• [DIRECTIONS]:
- a) From the eigenvalue question, copy the passage from "and in this" up to and including "their geometric/algebraic multiplicities.".
- b) In the eigenvalue question, restate more briefly the paragraph beginning "Because I know", including its equations, and keep its main facts.

Start of EXCERPT

Eigenvalues and eigenspaces in a symmetric matrix

Question

Consider the following:

$$ Q = \begin{pmatrix} 2 & 1 & 1 \\ 1 & 2 & 1 \\ 1 & 1 & 2 \end{pmatrix} ,\qquad X= \begin{pmatrix} x \\ y \\ z \end{pmatrix} \in \mathbb R^3 $$

I have these questions:

1. Is $\lambda = 1$ an autovalue of $Q$? Why?

Yes, because:

$$\lambda \text{ is an autovalue of } A \iff |A - \lambda I_n | = 0$$

and in this case you have:

$$|A - \lambda I_n | = |Q - I_3 | = \begin{vmatrix} 1 & 1 & 1 \\ 1 & 1 & 1 \\ 1 & 1 & 1 \end{vmatrix} = 0$$

2. Find all the autovalues of $Q$, and their geometric/algebraic multiplicities.

$$A \text{ is symmetric} \implies A \text{ is diagonalizable}$$

$$A \text{ is diagonalizable} \implies p_A(\lambda) \text{ is totally decomposable}$$

$$p_A(\lambda) \text{ is totally decomposable} \implies \begin{matrix}det(A) = \lambda_1 \cdot \lambda_2 \cdot \cdots \cdot \lambda_n \\ tr(A) = \lambda_1 + \lambda_2 + \cdots + \lambda_n\end{matrix}$$

Because I know $\lambda_1 = 1$:

$$ \begin{cases} \lambda_2 \cdot \lambda_3 = 4 \\ \lambda_2 + \lambda_3 = 5 \end{cases} \implies \lambda_{2,3}^2 - 5 \lambda_{2,3} + 4 = 0 \implies \lambda_2 = 1 ,\quad \lambda_3 = 4 $$

So the autovalues and the geometric/algebraic multiplicities are:

$$ \lambda_1 = 1 ,\quad \mu(1) = 2 \\ \lambda_2 = 4 ,\quad \mu(4) = 1 ,\quad m(4) = 1 $$

To find $m(1)$ I can use the following:

$$A \in\mathscr M_\mathbb R(n) \text{ is diagonalizable} \iff m(\lambda_1) + m(\lambda_2) + \cdots + m(\lambda_n) = n$$

So:

$$m(1) = n - m(4) = 3 - 1 = 2$$

3. Find an orthogonal basis for every eigenspaces.

End of EXCERPT
Start of PROVIDED INFORMATION

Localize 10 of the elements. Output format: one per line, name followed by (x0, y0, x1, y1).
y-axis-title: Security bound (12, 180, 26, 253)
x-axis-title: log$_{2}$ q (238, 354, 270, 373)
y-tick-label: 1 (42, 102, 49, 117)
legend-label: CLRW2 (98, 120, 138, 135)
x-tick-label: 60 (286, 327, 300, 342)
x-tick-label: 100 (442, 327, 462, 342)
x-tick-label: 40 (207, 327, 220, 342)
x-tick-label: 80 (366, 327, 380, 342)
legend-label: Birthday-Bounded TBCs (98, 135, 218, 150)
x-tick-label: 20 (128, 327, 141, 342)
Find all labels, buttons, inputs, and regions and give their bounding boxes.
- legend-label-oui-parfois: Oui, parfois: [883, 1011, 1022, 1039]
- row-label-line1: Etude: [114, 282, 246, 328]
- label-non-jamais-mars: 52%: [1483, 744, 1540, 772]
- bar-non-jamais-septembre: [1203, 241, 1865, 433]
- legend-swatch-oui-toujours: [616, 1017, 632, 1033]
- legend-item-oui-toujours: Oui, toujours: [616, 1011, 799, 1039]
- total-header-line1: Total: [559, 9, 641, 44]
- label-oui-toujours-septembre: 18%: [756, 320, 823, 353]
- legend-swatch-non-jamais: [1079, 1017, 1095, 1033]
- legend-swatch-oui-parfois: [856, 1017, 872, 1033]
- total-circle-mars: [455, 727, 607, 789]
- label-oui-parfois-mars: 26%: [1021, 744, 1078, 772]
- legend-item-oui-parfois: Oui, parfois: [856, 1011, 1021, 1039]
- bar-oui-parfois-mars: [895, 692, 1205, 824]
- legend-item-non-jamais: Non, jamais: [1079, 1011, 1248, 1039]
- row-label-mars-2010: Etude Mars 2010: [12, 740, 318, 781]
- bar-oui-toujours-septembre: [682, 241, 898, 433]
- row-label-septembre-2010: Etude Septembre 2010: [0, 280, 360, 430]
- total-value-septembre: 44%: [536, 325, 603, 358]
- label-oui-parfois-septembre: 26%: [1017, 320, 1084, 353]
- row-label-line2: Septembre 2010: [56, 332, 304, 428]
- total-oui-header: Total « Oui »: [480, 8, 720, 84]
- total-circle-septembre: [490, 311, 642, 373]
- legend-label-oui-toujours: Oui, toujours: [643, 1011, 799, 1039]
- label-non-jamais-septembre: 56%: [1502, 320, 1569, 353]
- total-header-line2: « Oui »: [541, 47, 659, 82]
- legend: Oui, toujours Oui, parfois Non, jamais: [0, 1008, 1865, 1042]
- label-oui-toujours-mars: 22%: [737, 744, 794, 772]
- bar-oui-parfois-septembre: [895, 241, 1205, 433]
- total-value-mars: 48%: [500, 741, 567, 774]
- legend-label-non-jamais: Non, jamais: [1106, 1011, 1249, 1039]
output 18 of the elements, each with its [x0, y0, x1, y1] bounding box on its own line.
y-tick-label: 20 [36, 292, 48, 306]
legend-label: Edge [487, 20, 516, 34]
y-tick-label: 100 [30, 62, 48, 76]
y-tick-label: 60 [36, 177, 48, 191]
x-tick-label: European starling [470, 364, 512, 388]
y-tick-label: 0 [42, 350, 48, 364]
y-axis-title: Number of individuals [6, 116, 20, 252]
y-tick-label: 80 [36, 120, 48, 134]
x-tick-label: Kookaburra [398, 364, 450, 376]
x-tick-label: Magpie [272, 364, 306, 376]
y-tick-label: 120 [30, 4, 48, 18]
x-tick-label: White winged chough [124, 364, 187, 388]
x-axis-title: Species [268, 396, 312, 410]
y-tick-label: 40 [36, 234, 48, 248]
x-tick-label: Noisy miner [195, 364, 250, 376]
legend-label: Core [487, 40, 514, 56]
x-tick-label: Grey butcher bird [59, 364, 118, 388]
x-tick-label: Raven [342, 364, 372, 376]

End of PROVIDED INFORMATION

• [RESULTS OF THE TASKS]:
- a)
and in this case you have:

$$|A - \lambda I_n | = |Q - I_3 | = \begin{vmatrix} 1 & 1 & 1 \\ 1 & 1 & 1 \\ 1 & 1 & 1 \end{vmatrix} = 0$$

2. Find all the autovalues of $Q$, and their geometric/algebraic multiplicities.

- b) Since λ₁ = 1, the other two autovalues satisfy λ₂ · λ₃ = 4 and λ₂ + λ₃ = 5. They are therefore roots of λ² − 5λ + 4 = 0, which gives λ₂ = 1 and λ₃ = 4.